NY Withholding Location Data on Emerging COVID-19 Strains
The UK and South African strains of the coronavirus have been confirmed on Long Island, but New York State and local health officials are refusing to specify where beyond which county — a lack of disclosure that some find troubling.
The Suffolk County Department of Health Services has for years publicly disclosed the town of residence for patients diagnosed with novel infectious diseases — oftentimes West Nile Virus cases — but despite repeated requests to apply the same policy to the new COVID-19 strains, agency representatives refuse to disclose such information.
“We cannot release further details due to patient privacy,” said Jill Montag, a spokesperson for the state Department of Health. “In instances where the number of cases is small, patient confidentiality prohibits the department from disclosing this information.”
There were 154 confirmed cases of the UK strain statewide, including 12 in Suffolk, as of February 23, the last date the state released data on the variant, when a second case of the South African variant was confirmed in Nassau County.
“We are referring questions about more specific hometowns within Suffolk to the state,” Grace Kelly-McGovern, public relations director for the Suffolk County Department of Health Services said when asked for the towns of the 12 patients in that county.
By citing patient privacy, the state is effectively invoking the federal Health Insurance Portability and Accountability Act of 1996 (HIPAA), which is meant to keep medical information from being shared without consent. But critics say HIPAA doesn’t apply if the patient’s identity isn’t disclosed.
“HIPAA only applies to personal information, not general data,” said Dr. David Belk, an internist from California. “Providing public data showing 20,000 people in Smith County is not a HIPAA violation. As long as the medical information provided cannot be traced back to any particular person, making it public is not a HIPAA violation.”
Good government advocates also cried foul.
“I don’t see a HIPAA issue with releasing COVID numbers by town and agree that such information should be provided,” said Paul Wolf, president of the New York Coalition For Open Government.
Studies have shown the rick of death to be 67% higher for UK variant patients, but the vaccine has proven effective against the strain.
Part of the reason the agencies refuse to release which town the patients with the emerging strains live in is that they may be everywhere.
Kelly-McGovern said, “We believe that the UK strain is circulating throughout Suffolk County.”

EXERCISE 1
List every person named in the article about New York withholding COVID-19 strain location data.
EXERCISE 2
Reproduce the part of the article about New York withholding COVID-19 strain location data that starts with "NY Withholding Location" and goes on through "disclose such information.".

INPUT DATA
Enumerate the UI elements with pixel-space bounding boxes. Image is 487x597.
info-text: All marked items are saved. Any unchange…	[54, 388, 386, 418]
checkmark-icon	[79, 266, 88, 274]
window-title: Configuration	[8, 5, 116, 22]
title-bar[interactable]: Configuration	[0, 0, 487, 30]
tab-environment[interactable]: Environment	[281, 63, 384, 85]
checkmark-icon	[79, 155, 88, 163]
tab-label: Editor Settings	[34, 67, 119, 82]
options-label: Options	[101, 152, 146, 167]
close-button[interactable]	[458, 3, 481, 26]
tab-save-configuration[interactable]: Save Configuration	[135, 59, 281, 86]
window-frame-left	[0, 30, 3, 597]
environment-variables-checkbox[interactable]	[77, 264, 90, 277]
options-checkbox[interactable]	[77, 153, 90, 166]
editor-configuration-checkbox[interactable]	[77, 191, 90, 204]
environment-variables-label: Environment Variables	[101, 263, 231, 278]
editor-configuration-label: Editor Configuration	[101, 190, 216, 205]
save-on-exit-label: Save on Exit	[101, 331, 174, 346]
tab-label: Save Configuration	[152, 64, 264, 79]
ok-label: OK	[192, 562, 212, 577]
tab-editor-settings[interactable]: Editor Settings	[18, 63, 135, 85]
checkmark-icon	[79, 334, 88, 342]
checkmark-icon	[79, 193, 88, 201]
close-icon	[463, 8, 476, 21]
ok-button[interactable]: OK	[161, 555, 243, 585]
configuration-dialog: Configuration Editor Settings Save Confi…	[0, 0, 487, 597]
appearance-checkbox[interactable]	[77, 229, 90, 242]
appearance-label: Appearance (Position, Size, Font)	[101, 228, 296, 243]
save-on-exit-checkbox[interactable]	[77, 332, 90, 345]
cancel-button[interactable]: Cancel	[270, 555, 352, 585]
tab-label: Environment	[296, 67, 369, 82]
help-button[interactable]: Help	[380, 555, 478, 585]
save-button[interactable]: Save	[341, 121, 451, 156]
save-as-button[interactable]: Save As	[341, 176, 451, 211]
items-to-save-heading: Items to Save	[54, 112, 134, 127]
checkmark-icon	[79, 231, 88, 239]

WRITTEN SOLUTION 1
Jill Montag
Grace Kelly-McGovern
David Belk
Paul Wolf

WRITTEN SOLUTION 2
NY Withholding Location Data on Emerging COVID-19 Strains
The UK and South African strains of the coronavirus have been confirmed on Long Island, but New York State and local health officials are refusing to specify where beyond which county — a lack of disclosure that some find troubling.
The Suffolk County Department of Health Services has for years publicly disclosed the town of residence for patients diagnosed with novel infectious diseases — oftentimes West Nile Virus cases — but despite repeated requests to apply the same policy to the new COVID-19 strains, agency representatives refuse to disclose such information.